◆ EXERCISE BRIEF ◆
Wherever the string "structured" occurs in a line of these records, report that line.

◆ MATERIAL FOR THIS EXERCISE ◆
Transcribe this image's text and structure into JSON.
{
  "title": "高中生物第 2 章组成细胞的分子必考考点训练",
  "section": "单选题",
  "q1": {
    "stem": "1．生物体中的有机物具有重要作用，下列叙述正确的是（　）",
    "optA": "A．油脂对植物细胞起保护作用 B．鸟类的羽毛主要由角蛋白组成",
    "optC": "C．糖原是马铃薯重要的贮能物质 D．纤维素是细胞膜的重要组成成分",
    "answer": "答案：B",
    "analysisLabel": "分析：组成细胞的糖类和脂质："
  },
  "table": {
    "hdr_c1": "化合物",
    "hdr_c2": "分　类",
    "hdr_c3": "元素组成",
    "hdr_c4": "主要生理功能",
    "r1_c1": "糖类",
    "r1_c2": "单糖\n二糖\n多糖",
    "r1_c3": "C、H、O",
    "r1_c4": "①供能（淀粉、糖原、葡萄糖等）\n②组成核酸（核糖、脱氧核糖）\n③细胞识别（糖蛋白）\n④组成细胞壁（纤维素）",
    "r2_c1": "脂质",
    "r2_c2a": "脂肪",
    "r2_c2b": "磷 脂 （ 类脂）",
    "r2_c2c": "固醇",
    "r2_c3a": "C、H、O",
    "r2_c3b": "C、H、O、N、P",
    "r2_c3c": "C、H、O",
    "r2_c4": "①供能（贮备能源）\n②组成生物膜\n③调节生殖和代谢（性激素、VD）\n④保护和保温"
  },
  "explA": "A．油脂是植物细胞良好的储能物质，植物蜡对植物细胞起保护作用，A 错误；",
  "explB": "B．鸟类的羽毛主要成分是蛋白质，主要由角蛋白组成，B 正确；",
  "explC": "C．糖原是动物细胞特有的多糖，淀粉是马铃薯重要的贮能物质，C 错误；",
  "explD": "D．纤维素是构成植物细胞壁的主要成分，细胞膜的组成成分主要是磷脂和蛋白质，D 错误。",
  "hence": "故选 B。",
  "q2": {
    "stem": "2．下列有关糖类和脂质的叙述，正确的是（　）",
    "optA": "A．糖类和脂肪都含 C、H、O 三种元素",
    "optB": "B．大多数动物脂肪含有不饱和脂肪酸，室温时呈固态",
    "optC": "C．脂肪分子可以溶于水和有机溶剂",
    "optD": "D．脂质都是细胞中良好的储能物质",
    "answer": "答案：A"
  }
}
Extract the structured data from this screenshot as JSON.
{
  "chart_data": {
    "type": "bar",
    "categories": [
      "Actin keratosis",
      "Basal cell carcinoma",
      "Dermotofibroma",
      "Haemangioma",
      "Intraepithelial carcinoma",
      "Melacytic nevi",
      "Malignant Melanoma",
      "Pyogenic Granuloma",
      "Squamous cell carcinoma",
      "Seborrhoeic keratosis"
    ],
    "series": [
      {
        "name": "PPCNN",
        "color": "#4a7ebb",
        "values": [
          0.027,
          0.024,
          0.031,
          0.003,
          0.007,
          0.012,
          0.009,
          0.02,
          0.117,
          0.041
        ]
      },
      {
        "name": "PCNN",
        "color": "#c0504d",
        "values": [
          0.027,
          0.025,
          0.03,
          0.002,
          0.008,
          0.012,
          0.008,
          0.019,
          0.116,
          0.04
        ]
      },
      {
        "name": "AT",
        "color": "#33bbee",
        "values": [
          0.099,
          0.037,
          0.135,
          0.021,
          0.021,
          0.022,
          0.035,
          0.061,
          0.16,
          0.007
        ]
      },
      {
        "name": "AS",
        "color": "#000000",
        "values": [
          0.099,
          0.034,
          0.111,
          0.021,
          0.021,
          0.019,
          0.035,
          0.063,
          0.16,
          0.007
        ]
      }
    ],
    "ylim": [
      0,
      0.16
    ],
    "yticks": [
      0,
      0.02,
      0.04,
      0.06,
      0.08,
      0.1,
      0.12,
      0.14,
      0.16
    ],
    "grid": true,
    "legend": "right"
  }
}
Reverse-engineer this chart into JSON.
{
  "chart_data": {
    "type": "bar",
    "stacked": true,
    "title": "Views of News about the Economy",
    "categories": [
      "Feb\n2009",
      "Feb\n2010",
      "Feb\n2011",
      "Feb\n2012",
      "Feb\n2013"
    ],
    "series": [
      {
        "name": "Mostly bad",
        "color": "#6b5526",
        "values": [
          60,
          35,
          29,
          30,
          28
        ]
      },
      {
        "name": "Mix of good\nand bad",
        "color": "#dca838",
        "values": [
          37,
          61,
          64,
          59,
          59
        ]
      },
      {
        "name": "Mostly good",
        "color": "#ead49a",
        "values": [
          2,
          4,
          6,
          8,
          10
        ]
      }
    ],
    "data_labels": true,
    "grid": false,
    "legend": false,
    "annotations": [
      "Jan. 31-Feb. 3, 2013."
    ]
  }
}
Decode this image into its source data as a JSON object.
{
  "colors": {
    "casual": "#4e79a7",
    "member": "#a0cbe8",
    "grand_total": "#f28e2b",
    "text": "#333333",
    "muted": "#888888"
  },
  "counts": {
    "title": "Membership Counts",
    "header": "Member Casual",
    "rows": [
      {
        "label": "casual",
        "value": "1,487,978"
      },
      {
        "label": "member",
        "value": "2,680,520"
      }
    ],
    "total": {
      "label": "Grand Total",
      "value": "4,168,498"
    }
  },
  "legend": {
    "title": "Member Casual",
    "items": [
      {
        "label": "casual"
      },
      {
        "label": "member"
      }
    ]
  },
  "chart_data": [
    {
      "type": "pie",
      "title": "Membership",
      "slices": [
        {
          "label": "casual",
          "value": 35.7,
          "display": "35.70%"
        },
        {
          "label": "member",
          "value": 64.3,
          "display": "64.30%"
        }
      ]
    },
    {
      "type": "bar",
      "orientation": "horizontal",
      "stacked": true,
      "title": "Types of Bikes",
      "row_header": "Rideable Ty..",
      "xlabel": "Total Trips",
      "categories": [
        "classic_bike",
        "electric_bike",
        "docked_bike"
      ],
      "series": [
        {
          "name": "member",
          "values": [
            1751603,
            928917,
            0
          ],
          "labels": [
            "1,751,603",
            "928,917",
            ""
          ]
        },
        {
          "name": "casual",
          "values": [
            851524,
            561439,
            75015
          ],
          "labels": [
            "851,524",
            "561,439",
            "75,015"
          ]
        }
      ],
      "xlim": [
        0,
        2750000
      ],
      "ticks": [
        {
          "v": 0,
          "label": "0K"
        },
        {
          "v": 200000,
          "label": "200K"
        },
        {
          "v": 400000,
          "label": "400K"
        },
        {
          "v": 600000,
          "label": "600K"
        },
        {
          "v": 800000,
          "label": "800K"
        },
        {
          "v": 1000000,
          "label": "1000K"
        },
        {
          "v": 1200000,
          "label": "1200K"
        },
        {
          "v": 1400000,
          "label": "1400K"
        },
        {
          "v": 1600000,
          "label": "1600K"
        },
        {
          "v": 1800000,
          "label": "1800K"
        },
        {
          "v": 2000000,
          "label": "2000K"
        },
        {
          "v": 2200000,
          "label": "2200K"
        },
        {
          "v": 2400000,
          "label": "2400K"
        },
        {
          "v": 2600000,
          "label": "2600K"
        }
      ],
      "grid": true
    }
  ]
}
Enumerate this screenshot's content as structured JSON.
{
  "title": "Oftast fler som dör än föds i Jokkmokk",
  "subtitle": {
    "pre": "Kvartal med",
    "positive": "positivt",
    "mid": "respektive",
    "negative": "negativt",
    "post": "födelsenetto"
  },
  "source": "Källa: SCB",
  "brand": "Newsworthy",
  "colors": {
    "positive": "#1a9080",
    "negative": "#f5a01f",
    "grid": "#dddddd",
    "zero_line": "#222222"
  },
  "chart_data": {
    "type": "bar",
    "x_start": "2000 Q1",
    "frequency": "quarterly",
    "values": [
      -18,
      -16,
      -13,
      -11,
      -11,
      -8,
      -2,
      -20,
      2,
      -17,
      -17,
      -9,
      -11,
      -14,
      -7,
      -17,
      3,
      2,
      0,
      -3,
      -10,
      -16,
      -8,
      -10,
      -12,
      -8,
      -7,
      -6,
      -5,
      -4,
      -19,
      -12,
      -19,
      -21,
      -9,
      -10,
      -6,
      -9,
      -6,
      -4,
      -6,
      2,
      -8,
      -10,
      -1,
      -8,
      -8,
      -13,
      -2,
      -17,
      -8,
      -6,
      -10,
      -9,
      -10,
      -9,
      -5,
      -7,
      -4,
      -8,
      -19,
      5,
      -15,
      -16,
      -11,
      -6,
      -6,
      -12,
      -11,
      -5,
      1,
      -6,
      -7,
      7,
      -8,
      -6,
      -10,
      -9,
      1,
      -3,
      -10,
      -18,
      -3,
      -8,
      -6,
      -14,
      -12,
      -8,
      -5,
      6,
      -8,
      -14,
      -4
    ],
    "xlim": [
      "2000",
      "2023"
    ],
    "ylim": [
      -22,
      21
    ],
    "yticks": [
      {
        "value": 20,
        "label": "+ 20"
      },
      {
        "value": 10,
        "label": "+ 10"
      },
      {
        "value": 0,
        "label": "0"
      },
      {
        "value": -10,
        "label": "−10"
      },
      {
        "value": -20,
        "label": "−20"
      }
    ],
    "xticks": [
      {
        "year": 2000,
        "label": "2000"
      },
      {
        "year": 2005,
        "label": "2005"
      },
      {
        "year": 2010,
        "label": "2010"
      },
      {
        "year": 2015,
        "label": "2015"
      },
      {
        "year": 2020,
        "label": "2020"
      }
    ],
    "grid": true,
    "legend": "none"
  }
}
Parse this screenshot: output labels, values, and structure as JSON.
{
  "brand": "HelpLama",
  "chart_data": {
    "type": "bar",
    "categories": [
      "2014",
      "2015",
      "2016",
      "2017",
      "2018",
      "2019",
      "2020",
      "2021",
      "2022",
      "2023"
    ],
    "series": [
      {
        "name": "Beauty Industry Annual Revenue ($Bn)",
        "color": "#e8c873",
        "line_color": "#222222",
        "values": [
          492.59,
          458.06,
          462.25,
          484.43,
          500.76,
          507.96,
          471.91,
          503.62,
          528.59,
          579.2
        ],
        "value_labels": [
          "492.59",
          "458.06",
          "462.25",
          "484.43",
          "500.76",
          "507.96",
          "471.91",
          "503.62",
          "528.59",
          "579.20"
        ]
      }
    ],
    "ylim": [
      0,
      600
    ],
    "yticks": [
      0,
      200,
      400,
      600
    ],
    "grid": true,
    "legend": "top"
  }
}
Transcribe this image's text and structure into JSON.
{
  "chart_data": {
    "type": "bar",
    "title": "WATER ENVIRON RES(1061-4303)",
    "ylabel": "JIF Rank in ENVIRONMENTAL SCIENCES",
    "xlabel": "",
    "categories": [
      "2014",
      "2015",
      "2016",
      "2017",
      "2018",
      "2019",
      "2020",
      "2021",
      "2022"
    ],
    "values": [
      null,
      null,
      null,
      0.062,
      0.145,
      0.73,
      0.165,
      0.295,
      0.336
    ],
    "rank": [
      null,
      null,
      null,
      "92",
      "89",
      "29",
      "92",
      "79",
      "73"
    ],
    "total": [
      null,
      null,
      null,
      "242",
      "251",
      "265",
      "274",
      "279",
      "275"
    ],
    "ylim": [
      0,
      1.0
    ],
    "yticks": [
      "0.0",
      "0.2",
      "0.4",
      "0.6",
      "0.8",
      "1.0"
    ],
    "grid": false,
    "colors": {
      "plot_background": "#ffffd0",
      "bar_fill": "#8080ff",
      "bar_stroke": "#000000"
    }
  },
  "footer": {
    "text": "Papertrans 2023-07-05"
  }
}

◆ FULL SOLUTION ◆
Extract the structured data from this screenshot as JSON.
Enumerate this screenshot's content as structured JSON.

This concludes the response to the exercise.